◆ Data to use ◆
——————————

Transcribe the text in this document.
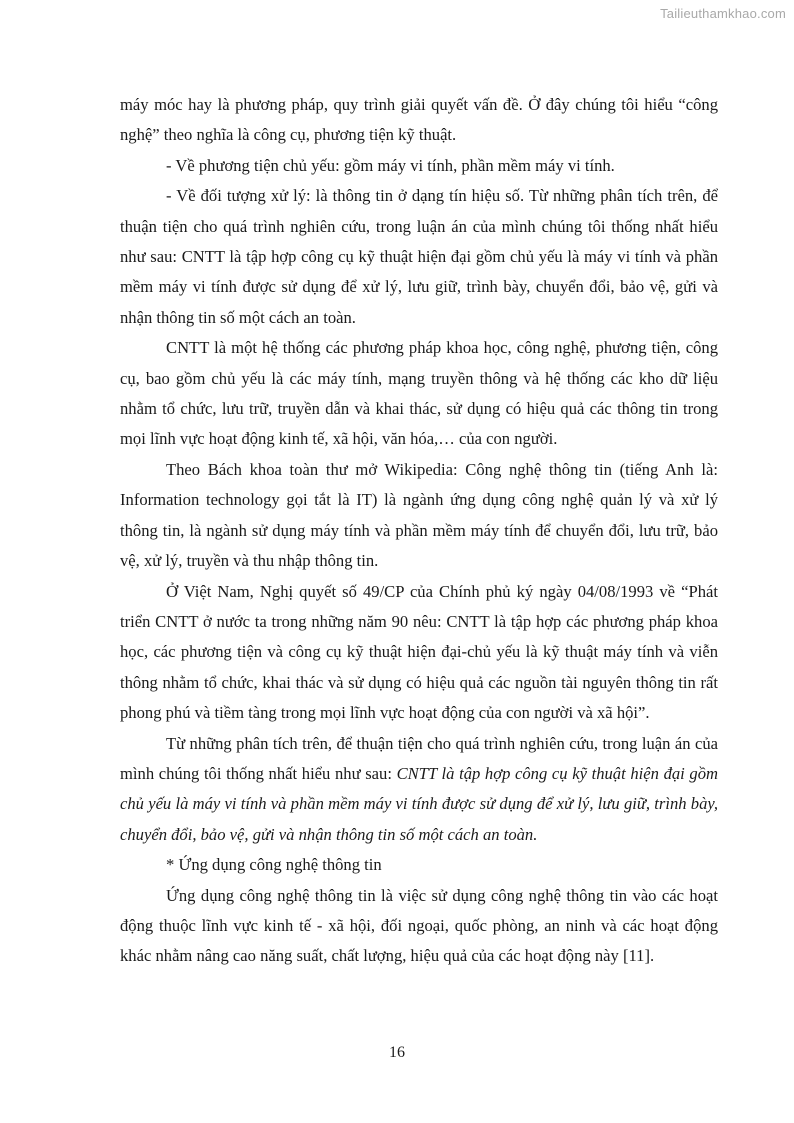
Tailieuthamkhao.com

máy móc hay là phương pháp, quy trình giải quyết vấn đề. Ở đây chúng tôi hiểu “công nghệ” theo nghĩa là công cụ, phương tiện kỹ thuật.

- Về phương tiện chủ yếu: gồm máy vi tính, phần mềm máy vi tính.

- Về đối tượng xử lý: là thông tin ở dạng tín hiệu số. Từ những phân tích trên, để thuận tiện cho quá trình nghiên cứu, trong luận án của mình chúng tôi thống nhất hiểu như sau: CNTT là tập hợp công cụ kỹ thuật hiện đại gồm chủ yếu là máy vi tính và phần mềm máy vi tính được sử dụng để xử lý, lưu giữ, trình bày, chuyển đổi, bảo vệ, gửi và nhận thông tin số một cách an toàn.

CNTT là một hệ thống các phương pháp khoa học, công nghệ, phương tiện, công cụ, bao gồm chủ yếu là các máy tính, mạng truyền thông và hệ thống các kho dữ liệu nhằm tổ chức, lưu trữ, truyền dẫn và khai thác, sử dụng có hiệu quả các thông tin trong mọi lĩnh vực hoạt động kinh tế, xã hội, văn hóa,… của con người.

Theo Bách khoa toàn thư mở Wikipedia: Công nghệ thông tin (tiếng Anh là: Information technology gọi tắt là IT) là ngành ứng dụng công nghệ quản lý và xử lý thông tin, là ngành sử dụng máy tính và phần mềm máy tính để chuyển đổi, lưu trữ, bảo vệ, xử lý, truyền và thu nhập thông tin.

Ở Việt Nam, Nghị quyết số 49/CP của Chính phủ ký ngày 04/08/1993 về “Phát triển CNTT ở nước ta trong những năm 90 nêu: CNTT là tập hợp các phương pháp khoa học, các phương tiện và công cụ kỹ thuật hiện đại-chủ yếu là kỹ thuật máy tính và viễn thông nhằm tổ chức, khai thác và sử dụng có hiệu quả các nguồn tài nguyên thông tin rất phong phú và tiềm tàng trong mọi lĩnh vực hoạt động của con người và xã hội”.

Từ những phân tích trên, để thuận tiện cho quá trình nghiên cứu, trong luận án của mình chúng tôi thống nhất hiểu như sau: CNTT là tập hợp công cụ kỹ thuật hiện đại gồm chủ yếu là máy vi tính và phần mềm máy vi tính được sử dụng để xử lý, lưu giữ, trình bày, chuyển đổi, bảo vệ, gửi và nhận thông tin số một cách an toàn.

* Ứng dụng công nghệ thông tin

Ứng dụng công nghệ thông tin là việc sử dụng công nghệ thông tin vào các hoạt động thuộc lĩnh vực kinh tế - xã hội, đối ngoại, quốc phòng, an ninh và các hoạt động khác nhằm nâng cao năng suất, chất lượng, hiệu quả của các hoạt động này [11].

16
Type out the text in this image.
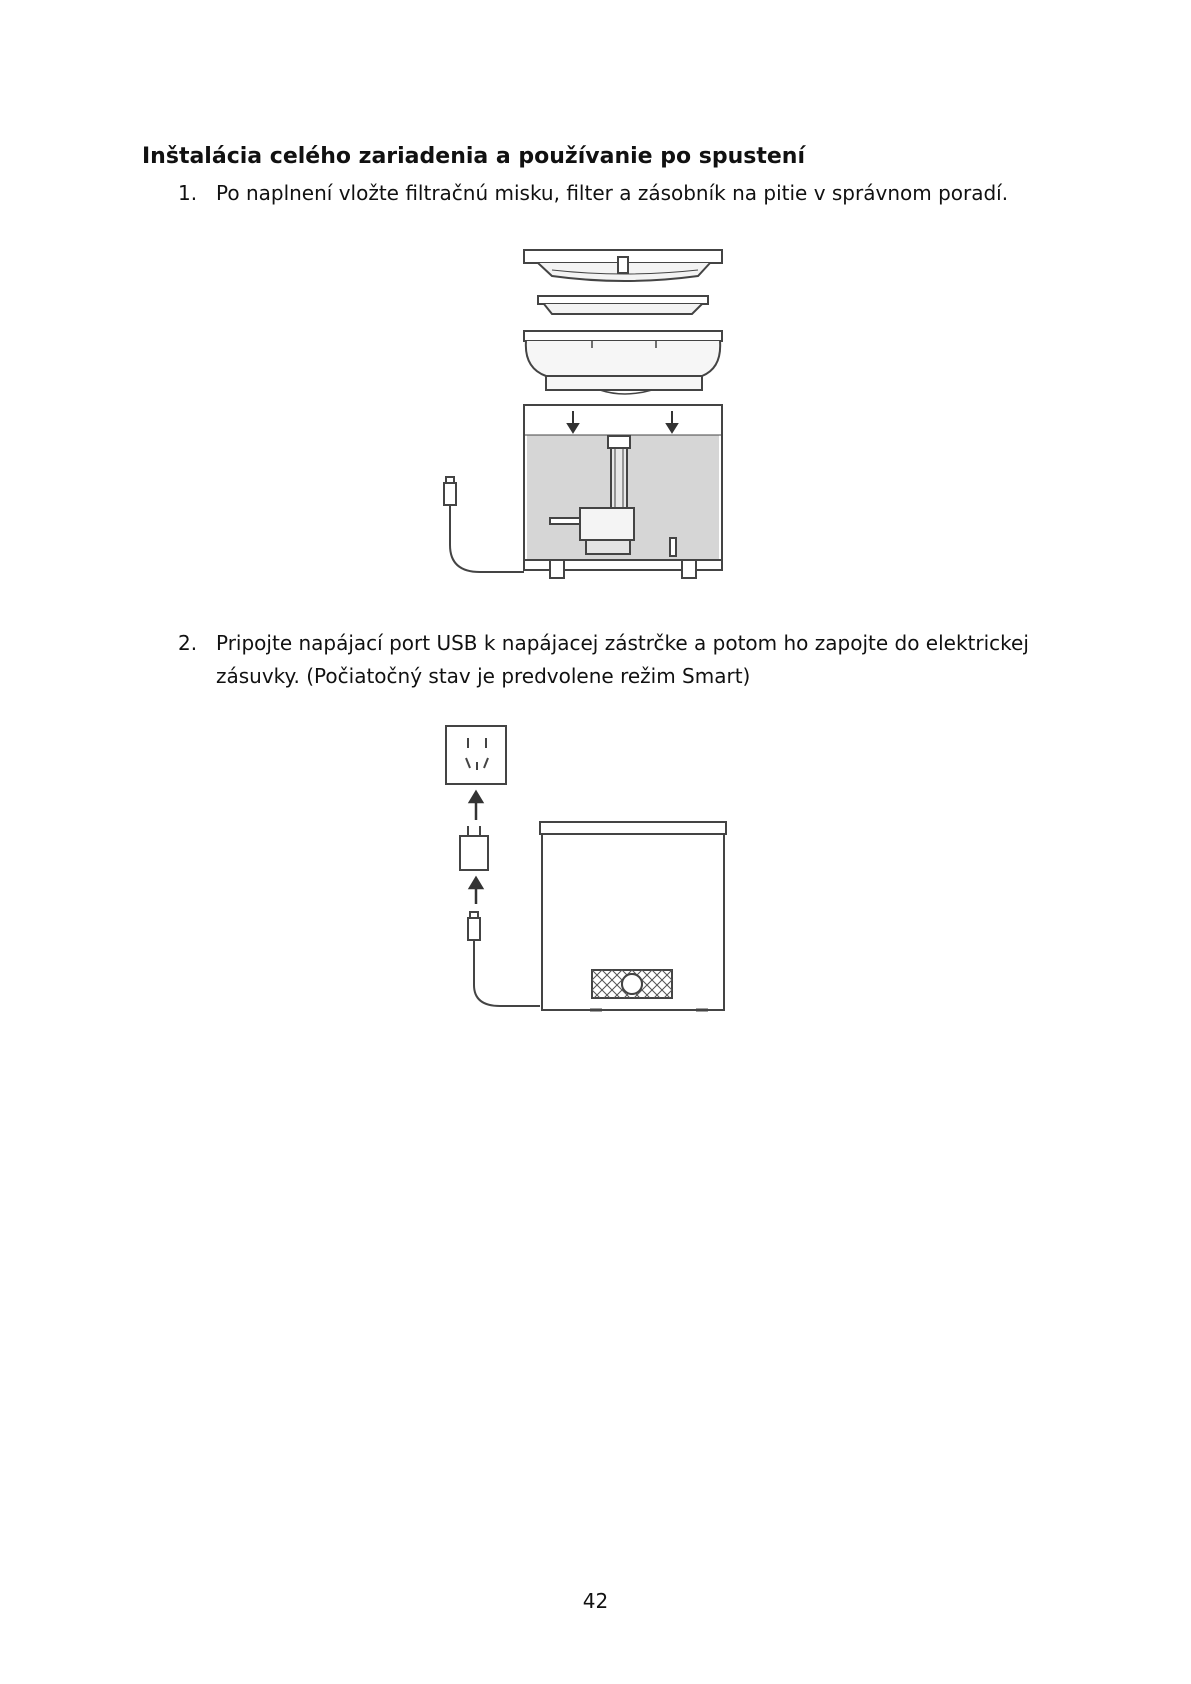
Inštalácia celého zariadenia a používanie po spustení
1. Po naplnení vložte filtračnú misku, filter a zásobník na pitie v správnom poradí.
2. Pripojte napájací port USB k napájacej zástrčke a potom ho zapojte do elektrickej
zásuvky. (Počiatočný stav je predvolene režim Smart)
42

——————————

◆ What this task involves ◆
Without any pictures, write out the lines running from the one containing "Type out the text in this image." through the end of the listing above, both included, exactly as given.

◆ Solved exercise ◆
Type out the text in this image.
Inštalácia celého zariadenia a používanie po spustení
1. Po naplnení vložte filtračnú misku, filter a zásobník na pitie v správnom poradí.
2. Pripojte napájací port USB k napájacej zástrčke a potom ho zapojte do elektrickej
zásuvky. (Počiatočný stav je predvolene režim Smart)
42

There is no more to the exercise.